Work to complete:
An unchanged copy of each entry below is needed; keep the pictures out of it.

(Figure dataset records)

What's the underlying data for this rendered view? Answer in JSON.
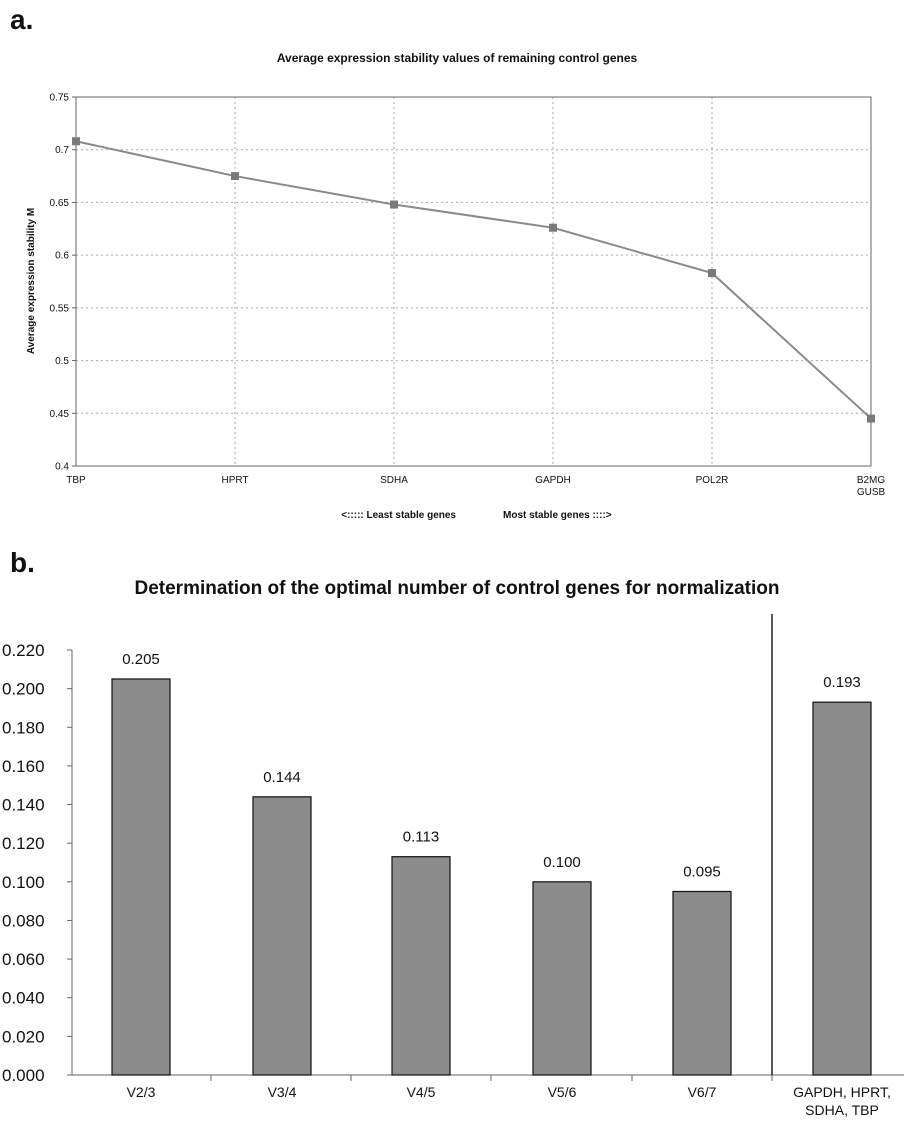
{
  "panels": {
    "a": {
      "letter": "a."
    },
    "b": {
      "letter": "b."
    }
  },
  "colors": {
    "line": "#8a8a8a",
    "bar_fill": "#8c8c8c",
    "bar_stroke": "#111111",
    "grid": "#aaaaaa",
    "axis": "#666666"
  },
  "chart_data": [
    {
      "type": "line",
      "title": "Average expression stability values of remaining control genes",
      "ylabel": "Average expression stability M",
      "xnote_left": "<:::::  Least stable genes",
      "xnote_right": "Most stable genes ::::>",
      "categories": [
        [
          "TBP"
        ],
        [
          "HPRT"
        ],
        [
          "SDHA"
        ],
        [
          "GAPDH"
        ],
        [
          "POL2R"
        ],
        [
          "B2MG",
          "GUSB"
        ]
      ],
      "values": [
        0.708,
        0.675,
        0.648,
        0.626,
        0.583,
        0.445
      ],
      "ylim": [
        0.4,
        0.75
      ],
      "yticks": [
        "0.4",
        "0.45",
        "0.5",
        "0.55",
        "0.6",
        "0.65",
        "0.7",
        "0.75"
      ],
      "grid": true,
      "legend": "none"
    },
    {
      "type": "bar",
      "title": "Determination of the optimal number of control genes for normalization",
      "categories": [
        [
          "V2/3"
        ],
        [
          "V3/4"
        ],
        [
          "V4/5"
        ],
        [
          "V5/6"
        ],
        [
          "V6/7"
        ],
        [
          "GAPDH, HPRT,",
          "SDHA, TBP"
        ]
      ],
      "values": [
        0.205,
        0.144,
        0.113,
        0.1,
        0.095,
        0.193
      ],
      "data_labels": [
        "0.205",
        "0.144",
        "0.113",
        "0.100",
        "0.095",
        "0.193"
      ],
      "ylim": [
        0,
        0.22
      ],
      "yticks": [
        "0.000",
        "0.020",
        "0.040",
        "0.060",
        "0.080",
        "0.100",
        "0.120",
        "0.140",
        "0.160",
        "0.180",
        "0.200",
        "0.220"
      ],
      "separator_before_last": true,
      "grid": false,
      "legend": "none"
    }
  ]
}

Response:
What's the underlying data for this rendered view? Answer in JSON.
{
  "panels": {
    "a": {
      "letter": "a."
    },
    "b": {
      "letter": "b."
    }
  },
  "colors": {
    "line": "#8a8a8a",
    "bar_fill": "#8c8c8c",
    "bar_stroke": "#111111",
    "grid": "#aaaaaa",
    "axis": "#666666"
  },
  "chart_data": [
    {
      "type": "line",
      "title": "Average expression stability values of remaining control genes",
      "ylabel": "Average expression stability M",
      "xnote_left": "<:::::  Least stable genes",
      "xnote_right": "Most stable genes ::::>",
      "categories": [
        [
          "TBP"
        ],
        [
          "HPRT"
        ],
        [
          "SDHA"
        ],
        [
          "GAPDH"
        ],
        [
          "POL2R"
        ],
        [
          "B2MG",
          "GUSB"
        ]
      ],
      "values": [
        0.708,
        0.675,
        0.648,
        0.626,
        0.583,
        0.445
      ],
      "ylim": [
        0.4,
        0.75
      ],
      "yticks": [
        "0.4",
        "0.45",
        "0.5",
        "0.55",
        "0.6",
        "0.65",
        "0.7",
        "0.75"
      ],
      "grid": true,
      "legend": "none"
    },
    {
      "type": "bar",
      "title": "Determination of the optimal number of control genes for normalization",
      "categories": [
        [
          "V2/3"
        ],
        [
          "V3/4"
        ],
        [
          "V4/5"
        ],
        [
          "V5/6"
        ],
        [
          "V6/7"
        ],
        [
          "GAPDH, HPRT,",
          "SDHA, TBP"
        ]
      ],
      "values": [
        0.205,
        0.144,
        0.113,
        0.1,
        0.095,
        0.193
      ],
      "data_labels": [
        "0.205",
        "0.144",
        "0.113",
        "0.100",
        "0.095",
        "0.193"
      ],
      "ylim": [
        0,
        0.22
      ],
      "yticks": [
        "0.000",
        "0.020",
        "0.040",
        "0.060",
        "0.080",
        "0.100",
        "0.120",
        "0.140",
        "0.160",
        "0.180",
        "0.200",
        "0.220"
      ],
      "separator_before_last": true,
      "grid": false,
      "legend": "none"
    }
  ]
}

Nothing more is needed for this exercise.